BEGIN Exercise material

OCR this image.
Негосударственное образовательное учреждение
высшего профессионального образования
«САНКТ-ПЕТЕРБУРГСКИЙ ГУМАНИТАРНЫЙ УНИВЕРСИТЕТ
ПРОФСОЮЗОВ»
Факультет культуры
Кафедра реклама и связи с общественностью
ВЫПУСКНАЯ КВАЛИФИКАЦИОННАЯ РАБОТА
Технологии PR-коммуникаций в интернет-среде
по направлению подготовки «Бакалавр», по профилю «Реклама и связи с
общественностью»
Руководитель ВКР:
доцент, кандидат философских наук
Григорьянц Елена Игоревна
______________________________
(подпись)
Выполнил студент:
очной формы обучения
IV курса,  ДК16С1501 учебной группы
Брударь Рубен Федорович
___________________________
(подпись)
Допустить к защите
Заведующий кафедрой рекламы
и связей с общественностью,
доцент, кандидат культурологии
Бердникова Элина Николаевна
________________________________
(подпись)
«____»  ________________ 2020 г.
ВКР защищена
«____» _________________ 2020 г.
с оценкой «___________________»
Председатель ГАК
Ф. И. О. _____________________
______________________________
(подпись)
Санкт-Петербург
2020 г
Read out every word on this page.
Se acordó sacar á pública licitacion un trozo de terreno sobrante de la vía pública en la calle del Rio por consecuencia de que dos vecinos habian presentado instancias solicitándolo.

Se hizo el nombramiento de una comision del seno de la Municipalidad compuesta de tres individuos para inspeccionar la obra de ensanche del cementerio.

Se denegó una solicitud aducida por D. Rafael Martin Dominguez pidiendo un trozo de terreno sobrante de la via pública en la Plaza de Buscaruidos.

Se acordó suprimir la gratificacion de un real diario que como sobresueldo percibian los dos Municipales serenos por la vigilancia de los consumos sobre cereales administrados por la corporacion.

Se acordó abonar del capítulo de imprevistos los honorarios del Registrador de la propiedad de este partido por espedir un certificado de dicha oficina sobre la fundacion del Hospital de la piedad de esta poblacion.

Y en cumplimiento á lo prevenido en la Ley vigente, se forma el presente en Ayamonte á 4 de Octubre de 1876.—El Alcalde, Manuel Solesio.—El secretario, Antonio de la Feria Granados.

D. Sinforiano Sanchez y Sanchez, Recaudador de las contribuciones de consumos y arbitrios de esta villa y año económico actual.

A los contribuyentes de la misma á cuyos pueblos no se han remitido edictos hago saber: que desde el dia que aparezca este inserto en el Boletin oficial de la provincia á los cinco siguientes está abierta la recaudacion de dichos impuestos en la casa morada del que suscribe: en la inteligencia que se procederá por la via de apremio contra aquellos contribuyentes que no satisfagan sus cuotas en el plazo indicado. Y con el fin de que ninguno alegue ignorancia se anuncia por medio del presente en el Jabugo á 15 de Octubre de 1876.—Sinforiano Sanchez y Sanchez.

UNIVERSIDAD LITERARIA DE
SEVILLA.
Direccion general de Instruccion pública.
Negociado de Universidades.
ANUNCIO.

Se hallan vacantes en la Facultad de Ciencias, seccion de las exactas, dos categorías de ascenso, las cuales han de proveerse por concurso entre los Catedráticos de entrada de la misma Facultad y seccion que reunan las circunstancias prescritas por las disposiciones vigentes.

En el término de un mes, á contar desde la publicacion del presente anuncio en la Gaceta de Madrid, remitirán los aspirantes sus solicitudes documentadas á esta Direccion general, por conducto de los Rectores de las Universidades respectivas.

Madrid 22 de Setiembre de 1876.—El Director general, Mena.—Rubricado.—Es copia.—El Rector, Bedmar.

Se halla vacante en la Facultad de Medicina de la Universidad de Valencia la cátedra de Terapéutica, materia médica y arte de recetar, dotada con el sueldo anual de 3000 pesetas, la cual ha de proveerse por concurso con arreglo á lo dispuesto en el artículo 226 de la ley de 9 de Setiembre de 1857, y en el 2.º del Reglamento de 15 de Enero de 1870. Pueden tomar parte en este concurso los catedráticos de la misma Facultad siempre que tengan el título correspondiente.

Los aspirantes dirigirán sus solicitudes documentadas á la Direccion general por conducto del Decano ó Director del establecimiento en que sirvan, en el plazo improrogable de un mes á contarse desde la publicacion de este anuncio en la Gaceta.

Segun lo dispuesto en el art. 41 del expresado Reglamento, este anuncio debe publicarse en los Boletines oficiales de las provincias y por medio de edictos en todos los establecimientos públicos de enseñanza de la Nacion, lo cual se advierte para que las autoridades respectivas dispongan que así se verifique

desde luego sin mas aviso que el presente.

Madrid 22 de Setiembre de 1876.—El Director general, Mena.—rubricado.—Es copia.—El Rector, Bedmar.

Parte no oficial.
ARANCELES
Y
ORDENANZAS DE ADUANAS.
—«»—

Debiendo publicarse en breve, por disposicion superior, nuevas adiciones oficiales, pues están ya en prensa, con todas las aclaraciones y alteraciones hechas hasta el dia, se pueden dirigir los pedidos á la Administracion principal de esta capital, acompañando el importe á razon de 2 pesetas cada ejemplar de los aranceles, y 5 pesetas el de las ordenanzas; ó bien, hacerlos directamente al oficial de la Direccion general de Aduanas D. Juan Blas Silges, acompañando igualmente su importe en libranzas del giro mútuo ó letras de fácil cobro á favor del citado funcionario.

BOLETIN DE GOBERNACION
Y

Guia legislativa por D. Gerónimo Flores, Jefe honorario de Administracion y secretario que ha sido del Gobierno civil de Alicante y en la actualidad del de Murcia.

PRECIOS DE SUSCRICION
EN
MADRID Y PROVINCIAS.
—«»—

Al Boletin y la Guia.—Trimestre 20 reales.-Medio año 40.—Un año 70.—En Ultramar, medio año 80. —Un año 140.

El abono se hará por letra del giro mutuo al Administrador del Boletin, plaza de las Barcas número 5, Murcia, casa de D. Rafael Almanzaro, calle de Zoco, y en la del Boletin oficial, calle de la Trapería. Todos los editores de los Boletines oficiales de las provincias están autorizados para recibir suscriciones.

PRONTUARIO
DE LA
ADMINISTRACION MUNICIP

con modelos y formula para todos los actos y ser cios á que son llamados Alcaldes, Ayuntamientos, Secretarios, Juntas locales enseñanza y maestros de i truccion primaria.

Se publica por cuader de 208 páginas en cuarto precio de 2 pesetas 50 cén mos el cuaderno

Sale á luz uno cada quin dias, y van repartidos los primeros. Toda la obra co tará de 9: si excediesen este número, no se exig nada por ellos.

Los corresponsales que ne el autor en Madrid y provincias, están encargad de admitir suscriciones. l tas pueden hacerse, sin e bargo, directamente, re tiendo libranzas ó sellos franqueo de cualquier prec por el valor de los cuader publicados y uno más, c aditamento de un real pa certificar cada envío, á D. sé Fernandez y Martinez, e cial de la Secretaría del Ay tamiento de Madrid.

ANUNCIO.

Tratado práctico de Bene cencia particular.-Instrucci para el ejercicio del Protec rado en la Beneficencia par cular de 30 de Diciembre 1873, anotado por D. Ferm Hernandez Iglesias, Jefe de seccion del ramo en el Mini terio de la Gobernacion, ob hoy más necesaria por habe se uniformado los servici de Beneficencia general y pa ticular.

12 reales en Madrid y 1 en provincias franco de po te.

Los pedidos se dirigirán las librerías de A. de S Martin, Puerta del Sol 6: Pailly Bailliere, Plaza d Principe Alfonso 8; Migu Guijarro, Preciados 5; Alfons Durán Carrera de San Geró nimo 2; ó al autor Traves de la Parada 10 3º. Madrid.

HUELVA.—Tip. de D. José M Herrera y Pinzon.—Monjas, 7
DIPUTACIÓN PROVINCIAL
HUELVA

END Exercise material

__Short task__.
Copy out every line where the word "Guia" occurs.

__Answer to the exercise__.
Guia legislativa por D. Gerónimo Flores, Jefe honorario de Administracion y secretario que ha sido del Gobierno civil de Alicante y en la actualidad del de Murcia.
Al Boletin y la Guia.—Trimestre 20 reales.-Medio año 40.—Un año 70.—En Ultramar, medio año 80. —Un año 140.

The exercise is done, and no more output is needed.